Given exercise:
Where a line holds the word "выполнения", copy that line.

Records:
━━━━━━━━
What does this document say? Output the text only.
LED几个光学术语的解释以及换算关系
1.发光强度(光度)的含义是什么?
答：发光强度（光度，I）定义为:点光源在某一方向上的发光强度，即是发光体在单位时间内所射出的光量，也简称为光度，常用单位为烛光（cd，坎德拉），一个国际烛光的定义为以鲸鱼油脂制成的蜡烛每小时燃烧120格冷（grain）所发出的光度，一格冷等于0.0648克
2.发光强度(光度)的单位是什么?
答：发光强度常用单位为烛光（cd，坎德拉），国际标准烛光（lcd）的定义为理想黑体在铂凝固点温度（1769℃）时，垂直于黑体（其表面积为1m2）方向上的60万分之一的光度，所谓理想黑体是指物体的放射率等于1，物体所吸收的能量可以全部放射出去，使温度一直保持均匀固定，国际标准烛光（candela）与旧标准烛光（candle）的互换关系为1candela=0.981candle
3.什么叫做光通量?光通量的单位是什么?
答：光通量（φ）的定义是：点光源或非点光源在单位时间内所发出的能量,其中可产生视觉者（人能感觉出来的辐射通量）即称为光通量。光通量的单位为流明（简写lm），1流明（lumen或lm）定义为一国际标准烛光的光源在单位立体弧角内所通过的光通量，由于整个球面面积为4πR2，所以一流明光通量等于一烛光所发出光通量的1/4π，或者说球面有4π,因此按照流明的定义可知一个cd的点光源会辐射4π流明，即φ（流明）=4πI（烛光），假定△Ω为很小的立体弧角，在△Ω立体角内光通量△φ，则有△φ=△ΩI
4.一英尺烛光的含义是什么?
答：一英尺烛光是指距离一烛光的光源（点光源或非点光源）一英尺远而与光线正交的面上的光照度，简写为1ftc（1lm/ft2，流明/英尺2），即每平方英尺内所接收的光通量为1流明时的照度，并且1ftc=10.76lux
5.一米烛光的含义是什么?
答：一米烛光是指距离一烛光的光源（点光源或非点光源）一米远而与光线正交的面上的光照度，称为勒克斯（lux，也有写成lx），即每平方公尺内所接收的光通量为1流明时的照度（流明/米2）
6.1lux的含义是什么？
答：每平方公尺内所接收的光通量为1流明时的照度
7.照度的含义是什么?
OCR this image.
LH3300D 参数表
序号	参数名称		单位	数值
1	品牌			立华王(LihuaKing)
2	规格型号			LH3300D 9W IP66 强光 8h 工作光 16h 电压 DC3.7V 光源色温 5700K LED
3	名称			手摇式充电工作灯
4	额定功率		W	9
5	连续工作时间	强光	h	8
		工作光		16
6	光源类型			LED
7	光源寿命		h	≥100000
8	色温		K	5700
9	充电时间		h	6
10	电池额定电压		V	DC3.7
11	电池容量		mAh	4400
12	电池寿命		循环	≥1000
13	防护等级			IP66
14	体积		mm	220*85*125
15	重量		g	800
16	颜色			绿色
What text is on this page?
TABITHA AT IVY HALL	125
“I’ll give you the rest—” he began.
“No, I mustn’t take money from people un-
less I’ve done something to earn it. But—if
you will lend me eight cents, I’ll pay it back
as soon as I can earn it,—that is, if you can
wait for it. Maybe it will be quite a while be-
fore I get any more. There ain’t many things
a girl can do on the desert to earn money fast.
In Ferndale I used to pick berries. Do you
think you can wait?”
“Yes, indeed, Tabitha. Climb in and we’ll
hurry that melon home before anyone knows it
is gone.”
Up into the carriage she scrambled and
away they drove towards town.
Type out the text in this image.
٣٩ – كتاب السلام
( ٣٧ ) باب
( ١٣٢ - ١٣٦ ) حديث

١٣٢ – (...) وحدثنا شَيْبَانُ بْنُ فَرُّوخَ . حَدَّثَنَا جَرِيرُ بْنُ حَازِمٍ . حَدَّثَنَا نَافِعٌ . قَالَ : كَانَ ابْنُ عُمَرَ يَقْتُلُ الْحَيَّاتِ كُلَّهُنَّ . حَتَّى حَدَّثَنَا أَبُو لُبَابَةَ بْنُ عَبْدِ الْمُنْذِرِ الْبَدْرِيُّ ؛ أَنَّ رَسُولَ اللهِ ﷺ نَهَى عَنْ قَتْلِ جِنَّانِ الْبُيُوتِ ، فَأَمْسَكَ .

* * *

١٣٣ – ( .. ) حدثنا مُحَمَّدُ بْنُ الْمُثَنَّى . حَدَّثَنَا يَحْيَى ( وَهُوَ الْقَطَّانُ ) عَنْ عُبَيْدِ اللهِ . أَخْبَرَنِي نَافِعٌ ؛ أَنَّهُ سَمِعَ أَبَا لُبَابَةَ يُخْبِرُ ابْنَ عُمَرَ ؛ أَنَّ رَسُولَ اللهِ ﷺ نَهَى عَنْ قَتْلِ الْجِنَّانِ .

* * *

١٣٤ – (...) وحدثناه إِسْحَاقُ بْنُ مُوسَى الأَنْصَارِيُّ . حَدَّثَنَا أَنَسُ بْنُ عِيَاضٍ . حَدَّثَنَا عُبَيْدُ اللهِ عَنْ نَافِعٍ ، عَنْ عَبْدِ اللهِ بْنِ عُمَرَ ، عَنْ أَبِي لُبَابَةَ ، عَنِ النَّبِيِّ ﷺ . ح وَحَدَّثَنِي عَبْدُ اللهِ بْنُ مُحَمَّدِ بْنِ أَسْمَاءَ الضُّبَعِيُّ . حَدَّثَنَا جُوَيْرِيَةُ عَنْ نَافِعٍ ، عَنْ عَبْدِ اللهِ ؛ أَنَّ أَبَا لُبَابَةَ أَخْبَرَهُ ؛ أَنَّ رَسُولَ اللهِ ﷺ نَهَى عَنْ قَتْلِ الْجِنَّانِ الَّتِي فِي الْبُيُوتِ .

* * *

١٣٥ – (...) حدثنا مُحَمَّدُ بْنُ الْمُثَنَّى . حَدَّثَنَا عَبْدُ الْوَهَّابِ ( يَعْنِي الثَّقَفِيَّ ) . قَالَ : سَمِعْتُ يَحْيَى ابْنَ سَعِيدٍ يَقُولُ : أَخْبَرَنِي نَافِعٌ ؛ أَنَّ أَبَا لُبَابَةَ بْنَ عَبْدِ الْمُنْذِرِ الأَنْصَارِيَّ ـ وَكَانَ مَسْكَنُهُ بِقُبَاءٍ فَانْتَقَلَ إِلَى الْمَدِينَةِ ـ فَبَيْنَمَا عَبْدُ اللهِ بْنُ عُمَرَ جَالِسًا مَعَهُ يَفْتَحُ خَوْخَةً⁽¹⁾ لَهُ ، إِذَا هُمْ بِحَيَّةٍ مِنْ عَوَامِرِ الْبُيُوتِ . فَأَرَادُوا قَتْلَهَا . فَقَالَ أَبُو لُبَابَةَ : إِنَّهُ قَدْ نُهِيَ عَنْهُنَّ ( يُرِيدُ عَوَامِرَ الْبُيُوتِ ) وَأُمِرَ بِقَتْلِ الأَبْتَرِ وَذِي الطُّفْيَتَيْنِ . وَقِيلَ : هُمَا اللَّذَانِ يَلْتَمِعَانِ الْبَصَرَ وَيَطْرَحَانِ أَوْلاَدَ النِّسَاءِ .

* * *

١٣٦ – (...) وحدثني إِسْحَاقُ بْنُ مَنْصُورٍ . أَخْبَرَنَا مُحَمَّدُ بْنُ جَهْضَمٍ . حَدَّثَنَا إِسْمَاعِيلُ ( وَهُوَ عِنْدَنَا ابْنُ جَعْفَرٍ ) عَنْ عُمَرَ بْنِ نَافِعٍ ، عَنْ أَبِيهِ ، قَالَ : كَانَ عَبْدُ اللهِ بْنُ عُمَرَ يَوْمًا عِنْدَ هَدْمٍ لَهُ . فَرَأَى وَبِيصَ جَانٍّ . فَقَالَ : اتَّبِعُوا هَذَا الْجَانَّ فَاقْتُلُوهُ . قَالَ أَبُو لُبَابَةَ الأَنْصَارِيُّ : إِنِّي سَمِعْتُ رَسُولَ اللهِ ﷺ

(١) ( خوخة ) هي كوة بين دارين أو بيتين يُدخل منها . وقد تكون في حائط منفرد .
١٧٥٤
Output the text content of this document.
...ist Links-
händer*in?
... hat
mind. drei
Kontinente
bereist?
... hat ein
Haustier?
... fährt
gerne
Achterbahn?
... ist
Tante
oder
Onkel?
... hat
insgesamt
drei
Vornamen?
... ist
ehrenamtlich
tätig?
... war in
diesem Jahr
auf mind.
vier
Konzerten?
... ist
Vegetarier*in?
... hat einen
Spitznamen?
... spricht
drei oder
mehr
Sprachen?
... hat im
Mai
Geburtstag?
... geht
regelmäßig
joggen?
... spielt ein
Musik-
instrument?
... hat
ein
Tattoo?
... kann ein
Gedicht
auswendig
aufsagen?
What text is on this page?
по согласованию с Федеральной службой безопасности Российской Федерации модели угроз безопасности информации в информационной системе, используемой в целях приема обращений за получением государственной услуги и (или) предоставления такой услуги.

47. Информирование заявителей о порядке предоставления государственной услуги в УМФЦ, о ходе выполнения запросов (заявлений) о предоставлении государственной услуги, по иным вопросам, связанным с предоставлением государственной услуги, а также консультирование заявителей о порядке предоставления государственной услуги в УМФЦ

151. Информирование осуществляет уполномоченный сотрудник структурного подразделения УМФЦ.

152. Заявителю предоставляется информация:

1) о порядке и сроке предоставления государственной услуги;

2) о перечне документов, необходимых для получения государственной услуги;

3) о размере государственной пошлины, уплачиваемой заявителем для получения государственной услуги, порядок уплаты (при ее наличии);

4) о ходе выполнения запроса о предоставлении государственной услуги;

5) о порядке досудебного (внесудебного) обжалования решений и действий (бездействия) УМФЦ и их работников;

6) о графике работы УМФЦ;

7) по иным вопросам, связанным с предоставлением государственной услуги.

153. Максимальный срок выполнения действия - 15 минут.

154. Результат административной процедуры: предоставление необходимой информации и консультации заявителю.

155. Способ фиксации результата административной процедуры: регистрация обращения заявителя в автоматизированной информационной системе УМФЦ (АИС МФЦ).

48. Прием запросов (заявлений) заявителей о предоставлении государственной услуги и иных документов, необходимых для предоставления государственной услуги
━━━━━━━━
Response to this task:
47. Информирование заявителей о порядке предоставления государственной услуги в УМФЦ, о ходе выполнения запросов (заявлений) о предоставлении государственной услуги, по иным вопросам, связанным с предоставлением государственной услуги, а также консультирование заявителей о порядке предоставления государственной услуги в УМФЦ
4) о ходе выполнения запроса о предоставлении государственной услуги;
153. Максимальный срок выполнения действия - 15 минут.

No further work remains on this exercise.